Structured figure records:
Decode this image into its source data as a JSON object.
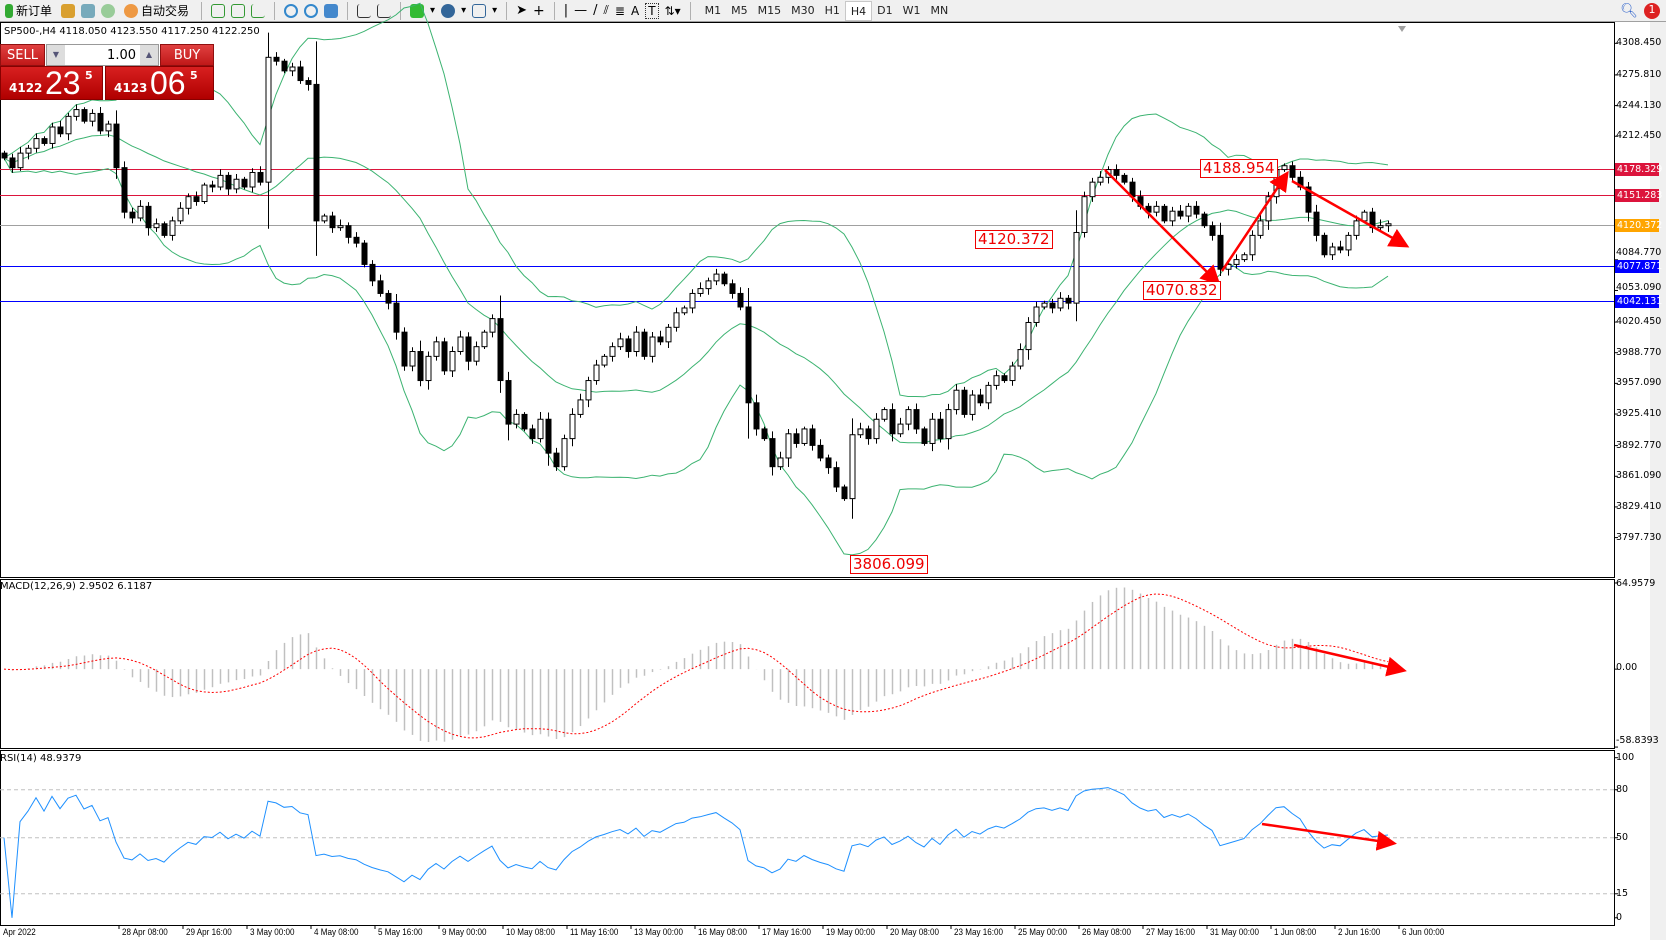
{
  "toolbar": {
    "new_order": "新订单",
    "auto_trading": "自动交易",
    "timeframes": [
      "M1",
      "M5",
      "M15",
      "M30",
      "H1",
      "H4",
      "D1",
      "W1",
      "MN"
    ],
    "active_timeframe": "H4",
    "text_tool": "A",
    "label_tool": "T",
    "notification_count": "1"
  },
  "chart": {
    "title": "SP500-,H4  4118.050 4123.550 4117.250 4122.250",
    "symbol": "SP500-",
    "timeframe": "H4",
    "price_axis": {
      "min": 3757,
      "max": 4330.5,
      "ticks": [
        "4308.450",
        "4275.810",
        "4244.130",
        "4212.450",
        "4084.770",
        "4053.090",
        "4020.450",
        "3988.770",
        "3957.090",
        "3925.410",
        "3892.770",
        "3861.090",
        "3829.410",
        "3797.730"
      ]
    },
    "levels": [
      {
        "value": "4178.329",
        "color": "#dc143c"
      },
      {
        "value": "4151.283",
        "color": "#dc143c"
      },
      {
        "value": "4120.372",
        "color": "#ffa500",
        "line": "#a0a0a0"
      },
      {
        "value": "4077.871",
        "color": "#0000ff"
      },
      {
        "value": "4042.131",
        "color": "#0000ff"
      }
    ],
    "annotations": [
      "4188.954",
      "4120.372",
      "4070.832",
      "3806.099"
    ],
    "bollinger_color": "#3cb371",
    "closes": [
      4190,
      4180,
      4195,
      4200,
      4210,
      4205,
      4222,
      4215,
      4233,
      4240,
      4228,
      4236,
      4218,
      4225,
      4180,
      4134,
      4128,
      4140,
      4118,
      4122,
      4110,
      4125,
      4138,
      4150,
      4145,
      4162,
      4160,
      4172,
      4158,
      4168,
      4160,
      4175,
      4165,
      4294,
      4290,
      4280,
      4284,
      4270,
      4266,
      4125,
      4130,
      4118,
      4120,
      4108,
      4102,
      4080,
      4063,
      4050,
      4040,
      4010,
      3975,
      3990,
      3960,
      3985,
      4000,
      3970,
      3990,
      4005,
      3980,
      3995,
      4010,
      4024,
      3960,
      3915,
      3925,
      3910,
      3900,
      3920,
      3885,
      3871,
      3900,
      3925,
      3940,
      3960,
      3976,
      3985,
      3995,
      4003,
      3990,
      4010,
      3985,
      4005,
      4000,
      4015,
      4030,
      4035,
      4050,
      4055,
      4063,
      4070,
      4060,
      4050,
      4036,
      3937,
      3910,
      3900,
      3871,
      3880,
      3905,
      3895,
      3910,
      3893,
      3880,
      3870,
      3850,
      3838,
      3904,
      3910,
      3900,
      3920,
      3930,
      3905,
      3915,
      3930,
      3910,
      3895,
      3920,
      3900,
      3930,
      3950,
      3925,
      3945,
      3937,
      3955,
      3965,
      3960,
      3975,
      3992,
      4020,
      4036,
      4040,
      4035,
      4045,
      4040,
      4113,
      4150,
      4165,
      4170,
      4178,
      4172,
      4165,
      4150,
      4140,
      4134,
      4140,
      4125,
      4135,
      4130,
      4140,
      4132,
      4120,
      4110,
      4075,
      4080,
      4085,
      4090,
      4110,
      4125,
      4150,
      4178,
      4182,
      4170,
      4160,
      4134,
      4110,
      4090,
      4098,
      4095,
      4110,
      4125,
      4134,
      4118,
      4120,
      4122
    ],
    "time_labels": [
      "Apr 2022",
      "28 Apr 08:00",
      "29 Apr 16:00",
      "3 May 00:00",
      "4 May 08:00",
      "5 May 16:00",
      "9 May 00:00",
      "10 May 08:00",
      "11 May 16:00",
      "13 May 00:00",
      "16 May 08:00",
      "17 May 16:00",
      "19 May 00:00",
      "20 May 08:00",
      "23 May 16:00",
      "25 May 00:00",
      "26 May 08:00",
      "27 May 16:00",
      "31 May 00:00",
      "1 Jun 08:00",
      "2 Jun 16:00",
      "6 Jun 00:00"
    ]
  },
  "one_click": {
    "sell_label": "SELL",
    "buy_label": "BUY",
    "lot": "1.00",
    "sell_price": {
      "small": "4122",
      "big": "23",
      "tiny": "5"
    },
    "buy_price": {
      "small": "4123",
      "big": "06",
      "tiny": "5"
    }
  },
  "macd": {
    "title": "MACD(12,26,9) 2.9502 6.1187",
    "axis": {
      "max_label": "64.9579",
      "zero_label": "0.00",
      "min_label": "-58.8393",
      "ylim": [
        -59.5,
        68
      ]
    },
    "histogram_color": "#c0c0c0",
    "signal_color": "#ff0000"
  },
  "rsi": {
    "title": "RSI(14) 48.9379",
    "axis": {
      "labels": [
        "100",
        "80",
        "50",
        "15",
        "0"
      ],
      "ylim": [
        -4.5,
        104.8
      ]
    },
    "line_color": "#1e90ff"
  }
}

**Set exercise:** Reproduce the material in full, word for word, and omit the pictures.

**The completed task:**
Decode this image into its source data as a JSON object.
{
  "toolbar": {
    "new_order": "新订单",
    "auto_trading": "自动交易",
    "timeframes": [
      "M1",
      "M5",
      "M15",
      "M30",
      "H1",
      "H4",
      "D1",
      "W1",
      "MN"
    ],
    "active_timeframe": "H4",
    "text_tool": "A",
    "label_tool": "T",
    "notification_count": "1"
  },
  "chart": {
    "title": "SP500-,H4  4118.050 4123.550 4117.250 4122.250",
    "symbol": "SP500-",
    "timeframe": "H4",
    "price_axis": {
      "min": 3757,
      "max": 4330.5,
      "ticks": [
        "4308.450",
        "4275.810",
        "4244.130",
        "4212.450",
        "4084.770",
        "4053.090",
        "4020.450",
        "3988.770",
        "3957.090",
        "3925.410",
        "3892.770",
        "3861.090",
        "3829.410",
        "3797.730"
      ]
    },
    "levels": [
      {
        "value": "4178.329",
        "color": "#dc143c"
      },
      {
        "value": "4151.283",
        "color": "#dc143c"
      },
      {
        "value": "4120.372",
        "color": "#ffa500",
        "line": "#a0a0a0"
      },
      {
        "value": "4077.871",
        "color": "#0000ff"
      },
      {
        "value": "4042.131",
        "color": "#0000ff"
      }
    ],
    "annotations": [
      "4188.954",
      "4120.372",
      "4070.832",
      "3806.099"
    ],
    "bollinger_color": "#3cb371",
    "closes": [
      4190,
      4180,
      4195,
      4200,
      4210,
      4205,
      4222,
      4215,
      4233,
      4240,
      4228,
      4236,
      4218,
      4225,
      4180,
      4134,
      4128,
      4140,
      4118,
      4122,
      4110,
      4125,
      4138,
      4150,
      4145,
      4162,
      4160,
      4172,
      4158,
      4168,
      4160,
      4175,
      4165,
      4294,
      4290,
      4280,
      4284,
      4270,
      4266,
      4125,
      4130,
      4118,
      4120,
      4108,
      4102,
      4080,
      4063,
      4050,
      4040,
      4010,
      3975,
      3990,
      3960,
      3985,
      4000,
      3970,
      3990,
      4005,
      3980,
      3995,
      4010,
      4024,
      3960,
      3915,
      3925,
      3910,
      3900,
      3920,
      3885,
      3871,
      3900,
      3925,
      3940,
      3960,
      3976,
      3985,
      3995,
      4003,
      3990,
      4010,
      3985,
      4005,
      4000,
      4015,
      4030,
      4035,
      4050,
      4055,
      4063,
      4070,
      4060,
      4050,
      4036,
      3937,
      3910,
      3900,
      3871,
      3880,
      3905,
      3895,
      3910,
      3893,
      3880,
      3870,
      3850,
      3838,
      3904,
      3910,
      3900,
      3920,
      3930,
      3905,
      3915,
      3930,
      3910,
      3895,
      3920,
      3900,
      3930,
      3950,
      3925,
      3945,
      3937,
      3955,
      3965,
      3960,
      3975,
      3992,
      4020,
      4036,
      4040,
      4035,
      4045,
      4040,
      4113,
      4150,
      4165,
      4170,
      4178,
      4172,
      4165,
      4150,
      4140,
      4134,
      4140,
      4125,
      4135,
      4130,
      4140,
      4132,
      4120,
      4110,
      4075,
      4080,
      4085,
      4090,
      4110,
      4125,
      4150,
      4178,
      4182,
      4170,
      4160,
      4134,
      4110,
      4090,
      4098,
      4095,
      4110,
      4125,
      4134,
      4118,
      4120,
      4122
    ],
    "time_labels": [
      "Apr 2022",
      "28 Apr 08:00",
      "29 Apr 16:00",
      "3 May 00:00",
      "4 May 08:00",
      "5 May 16:00",
      "9 May 00:00",
      "10 May 08:00",
      "11 May 16:00",
      "13 May 00:00",
      "16 May 08:00",
      "17 May 16:00",
      "19 May 00:00",
      "20 May 08:00",
      "23 May 16:00",
      "25 May 00:00",
      "26 May 08:00",
      "27 May 16:00",
      "31 May 00:00",
      "1 Jun 08:00",
      "2 Jun 16:00",
      "6 Jun 00:00"
    ]
  },
  "one_click": {
    "sell_label": "SELL",
    "buy_label": "BUY",
    "lot": "1.00",
    "sell_price": {
      "small": "4122",
      "big": "23",
      "tiny": "5"
    },
    "buy_price": {
      "small": "4123",
      "big": "06",
      "tiny": "5"
    }
  },
  "macd": {
    "title": "MACD(12,26,9) 2.9502 6.1187",
    "axis": {
      "max_label": "64.9579",
      "zero_label": "0.00",
      "min_label": "-58.8393",
      "ylim": [
        -59.5,
        68
      ]
    },
    "histogram_color": "#c0c0c0",
    "signal_color": "#ff0000"
  },
  "rsi": {
    "title": "RSI(14) 48.9379",
    "axis": {
      "labels": [
        "100",
        "80",
        "50",
        "15",
        "0"
      ],
      "ylim": [
        -4.5,
        104.8
      ]
    },
    "line_color": "#1e90ff"
  }
}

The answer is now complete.